TASK TO CARRY OUT.
Rewrite the entries below, from the first line through the line containing "svg-text:15:27:38: 15:27:38 (804, 656, 884, 681)", changing every instance of "svg-text" to "text-label" and leaving all else unchanged.

Element location listings
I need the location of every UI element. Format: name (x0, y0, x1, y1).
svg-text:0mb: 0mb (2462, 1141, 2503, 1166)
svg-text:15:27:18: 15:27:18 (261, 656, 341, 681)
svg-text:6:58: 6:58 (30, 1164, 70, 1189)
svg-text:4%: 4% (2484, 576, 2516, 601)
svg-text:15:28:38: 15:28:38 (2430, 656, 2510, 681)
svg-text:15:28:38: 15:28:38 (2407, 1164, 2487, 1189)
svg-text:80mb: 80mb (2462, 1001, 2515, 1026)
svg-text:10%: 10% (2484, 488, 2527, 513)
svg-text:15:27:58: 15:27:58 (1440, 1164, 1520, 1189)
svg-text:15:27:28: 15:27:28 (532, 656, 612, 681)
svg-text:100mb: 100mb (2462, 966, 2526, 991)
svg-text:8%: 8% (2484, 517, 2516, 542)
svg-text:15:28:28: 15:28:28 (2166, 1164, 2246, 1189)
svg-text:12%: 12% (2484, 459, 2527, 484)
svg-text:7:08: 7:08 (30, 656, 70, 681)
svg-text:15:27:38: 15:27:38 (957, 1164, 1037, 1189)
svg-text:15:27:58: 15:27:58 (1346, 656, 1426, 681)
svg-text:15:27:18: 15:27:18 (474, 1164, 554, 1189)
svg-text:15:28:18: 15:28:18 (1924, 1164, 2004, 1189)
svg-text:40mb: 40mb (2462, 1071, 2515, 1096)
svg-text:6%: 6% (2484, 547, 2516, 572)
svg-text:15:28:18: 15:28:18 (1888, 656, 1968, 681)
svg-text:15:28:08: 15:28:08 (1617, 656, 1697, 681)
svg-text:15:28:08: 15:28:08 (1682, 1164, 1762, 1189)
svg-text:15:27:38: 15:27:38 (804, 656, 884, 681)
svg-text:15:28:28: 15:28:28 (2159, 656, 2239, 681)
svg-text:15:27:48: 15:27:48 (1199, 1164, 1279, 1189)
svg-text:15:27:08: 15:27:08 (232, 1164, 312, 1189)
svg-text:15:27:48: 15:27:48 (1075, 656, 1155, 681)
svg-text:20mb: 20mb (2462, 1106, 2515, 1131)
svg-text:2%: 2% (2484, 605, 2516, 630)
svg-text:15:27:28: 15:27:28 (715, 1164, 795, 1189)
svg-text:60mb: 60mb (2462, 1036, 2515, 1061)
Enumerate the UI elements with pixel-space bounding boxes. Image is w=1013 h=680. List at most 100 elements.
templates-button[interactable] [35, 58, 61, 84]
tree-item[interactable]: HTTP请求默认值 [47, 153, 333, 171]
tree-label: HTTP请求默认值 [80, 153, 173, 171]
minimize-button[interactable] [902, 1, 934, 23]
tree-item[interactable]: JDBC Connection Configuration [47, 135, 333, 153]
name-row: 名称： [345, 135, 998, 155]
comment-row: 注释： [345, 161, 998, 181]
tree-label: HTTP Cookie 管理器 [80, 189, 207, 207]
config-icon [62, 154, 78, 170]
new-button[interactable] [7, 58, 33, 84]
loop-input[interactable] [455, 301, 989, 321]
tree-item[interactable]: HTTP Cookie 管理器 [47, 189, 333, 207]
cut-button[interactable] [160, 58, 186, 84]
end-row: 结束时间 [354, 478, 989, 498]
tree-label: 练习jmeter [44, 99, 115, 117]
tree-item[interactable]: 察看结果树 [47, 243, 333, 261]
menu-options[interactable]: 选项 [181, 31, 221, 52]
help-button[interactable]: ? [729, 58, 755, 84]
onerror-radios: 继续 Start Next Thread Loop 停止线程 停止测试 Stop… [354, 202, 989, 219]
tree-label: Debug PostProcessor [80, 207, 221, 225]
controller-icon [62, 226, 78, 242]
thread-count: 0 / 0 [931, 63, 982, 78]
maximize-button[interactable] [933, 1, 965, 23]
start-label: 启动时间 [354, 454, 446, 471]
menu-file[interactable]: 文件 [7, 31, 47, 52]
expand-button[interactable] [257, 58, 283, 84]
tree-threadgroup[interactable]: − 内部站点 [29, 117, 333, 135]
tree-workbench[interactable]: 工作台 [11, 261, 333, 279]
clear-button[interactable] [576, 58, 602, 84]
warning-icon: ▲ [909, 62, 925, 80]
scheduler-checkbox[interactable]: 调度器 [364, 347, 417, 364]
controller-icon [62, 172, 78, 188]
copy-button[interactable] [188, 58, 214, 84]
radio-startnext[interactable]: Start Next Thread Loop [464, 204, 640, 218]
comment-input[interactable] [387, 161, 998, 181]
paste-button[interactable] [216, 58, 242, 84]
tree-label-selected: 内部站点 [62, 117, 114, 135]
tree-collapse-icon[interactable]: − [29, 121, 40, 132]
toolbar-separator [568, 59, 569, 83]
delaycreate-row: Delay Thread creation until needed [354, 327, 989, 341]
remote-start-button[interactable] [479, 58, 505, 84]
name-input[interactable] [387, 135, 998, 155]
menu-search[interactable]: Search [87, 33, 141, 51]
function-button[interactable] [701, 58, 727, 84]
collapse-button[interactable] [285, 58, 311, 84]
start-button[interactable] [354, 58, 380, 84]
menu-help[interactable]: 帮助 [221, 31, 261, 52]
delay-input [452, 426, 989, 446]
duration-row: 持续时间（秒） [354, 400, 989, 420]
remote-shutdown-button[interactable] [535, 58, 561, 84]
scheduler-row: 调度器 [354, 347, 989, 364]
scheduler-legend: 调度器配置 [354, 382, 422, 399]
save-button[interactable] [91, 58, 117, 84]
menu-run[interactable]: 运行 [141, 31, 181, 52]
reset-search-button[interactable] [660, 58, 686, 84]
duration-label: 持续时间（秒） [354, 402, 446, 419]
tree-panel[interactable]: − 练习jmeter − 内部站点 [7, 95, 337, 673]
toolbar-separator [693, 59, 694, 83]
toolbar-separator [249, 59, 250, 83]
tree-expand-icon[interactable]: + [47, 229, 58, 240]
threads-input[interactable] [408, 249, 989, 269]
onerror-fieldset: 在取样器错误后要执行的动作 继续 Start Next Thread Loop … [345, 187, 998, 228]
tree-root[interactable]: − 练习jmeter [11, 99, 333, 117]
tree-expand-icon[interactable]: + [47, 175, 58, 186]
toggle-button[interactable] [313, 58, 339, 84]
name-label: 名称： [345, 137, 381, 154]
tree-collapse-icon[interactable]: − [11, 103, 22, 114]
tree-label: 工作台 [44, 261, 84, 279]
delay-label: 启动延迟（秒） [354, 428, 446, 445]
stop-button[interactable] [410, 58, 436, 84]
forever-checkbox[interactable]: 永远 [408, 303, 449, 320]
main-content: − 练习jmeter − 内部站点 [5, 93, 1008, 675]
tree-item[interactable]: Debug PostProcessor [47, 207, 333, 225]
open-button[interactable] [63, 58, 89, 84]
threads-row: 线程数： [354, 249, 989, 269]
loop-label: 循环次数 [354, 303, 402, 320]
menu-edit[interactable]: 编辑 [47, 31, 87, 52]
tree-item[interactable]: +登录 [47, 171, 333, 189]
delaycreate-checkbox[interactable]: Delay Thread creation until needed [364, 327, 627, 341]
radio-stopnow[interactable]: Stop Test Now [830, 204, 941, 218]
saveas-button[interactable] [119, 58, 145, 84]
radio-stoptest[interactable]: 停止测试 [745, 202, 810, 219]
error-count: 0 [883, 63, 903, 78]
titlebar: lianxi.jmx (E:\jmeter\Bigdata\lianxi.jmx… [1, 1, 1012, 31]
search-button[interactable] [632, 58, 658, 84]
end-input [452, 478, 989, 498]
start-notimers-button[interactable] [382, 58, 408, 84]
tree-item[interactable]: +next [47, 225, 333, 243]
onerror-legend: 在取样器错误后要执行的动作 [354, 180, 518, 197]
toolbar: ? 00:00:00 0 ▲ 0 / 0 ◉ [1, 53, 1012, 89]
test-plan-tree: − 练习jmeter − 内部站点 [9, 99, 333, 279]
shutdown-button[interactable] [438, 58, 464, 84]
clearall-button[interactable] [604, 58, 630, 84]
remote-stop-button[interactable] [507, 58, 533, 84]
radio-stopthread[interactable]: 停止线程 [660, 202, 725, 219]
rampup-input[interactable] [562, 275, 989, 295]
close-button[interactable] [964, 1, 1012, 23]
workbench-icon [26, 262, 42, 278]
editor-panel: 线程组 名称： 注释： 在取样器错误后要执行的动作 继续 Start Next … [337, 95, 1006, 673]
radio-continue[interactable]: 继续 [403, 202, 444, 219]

EXERCISE RESULT.
I need the location of every UI element. Format: name (x0, y0, x1, y1).
text-label:0mb: 0mb (2462, 1141, 2503, 1166)
text-label:15:27:18: 15:27:18 (261, 656, 341, 681)
text-label:6:58: 6:58 (30, 1164, 70, 1189)
text-label:4%: 4% (2484, 576, 2516, 601)
text-label:15:28:38: 15:28:38 (2430, 656, 2510, 681)
text-label:15:28:38: 15:28:38 (2407, 1164, 2487, 1189)
text-label:80mb: 80mb (2462, 1001, 2515, 1026)
text-label:10%: 10% (2484, 488, 2527, 513)
text-label:15:27:58: 15:27:58 (1440, 1164, 1520, 1189)
text-label:15:27:28: 15:27:28 (532, 656, 612, 681)
text-label:100mb: 100mb (2462, 966, 2526, 991)
text-label:8%: 8% (2484, 517, 2516, 542)
text-label:15:28:28: 15:28:28 (2166, 1164, 2246, 1189)
text-label:12%: 12% (2484, 459, 2527, 484)
text-label:7:08: 7:08 (30, 656, 70, 681)
text-label:15:27:38: 15:27:38 (957, 1164, 1037, 1189)
text-label:15:27:58: 15:27:58 (1346, 656, 1426, 681)
text-label:15:27:18: 15:27:18 (474, 1164, 554, 1189)
text-label:15:28:18: 15:28:18 (1924, 1164, 2004, 1189)
text-label:40mb: 40mb (2462, 1071, 2515, 1096)
text-label:6%: 6% (2484, 547, 2516, 572)
text-label:15:28:18: 15:28:18 (1888, 656, 1968, 681)
text-label:15:28:08: 15:28:08 (1617, 656, 1697, 681)
text-label:15:28:08: 15:28:08 (1682, 1164, 1762, 1189)
text-label:15:27:38: 15:27:38 (804, 656, 884, 681)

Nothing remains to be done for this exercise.